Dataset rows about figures
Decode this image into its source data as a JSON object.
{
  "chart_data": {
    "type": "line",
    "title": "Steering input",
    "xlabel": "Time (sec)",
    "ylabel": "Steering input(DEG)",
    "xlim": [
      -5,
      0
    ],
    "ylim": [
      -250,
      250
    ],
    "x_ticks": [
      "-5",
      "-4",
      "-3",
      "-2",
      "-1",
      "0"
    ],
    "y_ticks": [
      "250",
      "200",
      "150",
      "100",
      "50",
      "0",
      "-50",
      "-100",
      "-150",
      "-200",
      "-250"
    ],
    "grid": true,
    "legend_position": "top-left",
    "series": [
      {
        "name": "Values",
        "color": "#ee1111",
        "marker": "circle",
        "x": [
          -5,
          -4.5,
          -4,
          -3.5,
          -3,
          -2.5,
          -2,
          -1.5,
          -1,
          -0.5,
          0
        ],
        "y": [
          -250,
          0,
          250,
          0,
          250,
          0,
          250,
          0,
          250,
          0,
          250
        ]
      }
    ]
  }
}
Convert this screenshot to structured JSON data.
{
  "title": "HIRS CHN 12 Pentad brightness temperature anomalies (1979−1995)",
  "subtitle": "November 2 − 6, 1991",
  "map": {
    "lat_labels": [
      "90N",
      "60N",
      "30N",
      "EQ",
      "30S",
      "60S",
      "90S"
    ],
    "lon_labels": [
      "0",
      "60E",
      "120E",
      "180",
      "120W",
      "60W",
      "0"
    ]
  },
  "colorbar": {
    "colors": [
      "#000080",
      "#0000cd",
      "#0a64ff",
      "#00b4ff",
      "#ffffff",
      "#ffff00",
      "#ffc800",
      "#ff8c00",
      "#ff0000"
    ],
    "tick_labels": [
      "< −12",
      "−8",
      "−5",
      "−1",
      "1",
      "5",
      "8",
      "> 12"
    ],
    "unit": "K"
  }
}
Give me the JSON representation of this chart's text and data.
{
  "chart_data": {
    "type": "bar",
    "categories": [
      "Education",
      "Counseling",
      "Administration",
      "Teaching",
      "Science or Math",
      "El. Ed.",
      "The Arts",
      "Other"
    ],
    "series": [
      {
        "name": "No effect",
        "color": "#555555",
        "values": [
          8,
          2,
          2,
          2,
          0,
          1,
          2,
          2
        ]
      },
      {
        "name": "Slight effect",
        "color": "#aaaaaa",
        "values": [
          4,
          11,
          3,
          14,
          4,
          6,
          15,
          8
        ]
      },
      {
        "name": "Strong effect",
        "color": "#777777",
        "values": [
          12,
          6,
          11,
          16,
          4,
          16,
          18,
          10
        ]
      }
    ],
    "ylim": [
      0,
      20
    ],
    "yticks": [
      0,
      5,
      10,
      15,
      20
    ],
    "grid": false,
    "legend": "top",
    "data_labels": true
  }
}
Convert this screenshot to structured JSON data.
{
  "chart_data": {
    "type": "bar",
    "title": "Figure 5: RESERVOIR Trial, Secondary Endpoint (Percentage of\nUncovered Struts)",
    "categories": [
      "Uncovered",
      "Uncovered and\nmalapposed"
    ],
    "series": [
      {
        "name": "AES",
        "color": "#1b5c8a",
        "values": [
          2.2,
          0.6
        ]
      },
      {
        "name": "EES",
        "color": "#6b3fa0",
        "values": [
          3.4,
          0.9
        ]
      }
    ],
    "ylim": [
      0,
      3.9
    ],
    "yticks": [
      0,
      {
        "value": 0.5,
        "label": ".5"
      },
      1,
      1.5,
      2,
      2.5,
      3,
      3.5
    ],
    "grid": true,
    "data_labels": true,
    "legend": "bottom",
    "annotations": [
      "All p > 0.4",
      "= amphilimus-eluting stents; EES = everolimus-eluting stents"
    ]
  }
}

## INSTRUCTIONS TO FOLLOW
Pull out every line of the records that includes the string "Steering".

## TASK RESULT
    "title": "Steering input",
    "ylabel": "Steering input(DEG)",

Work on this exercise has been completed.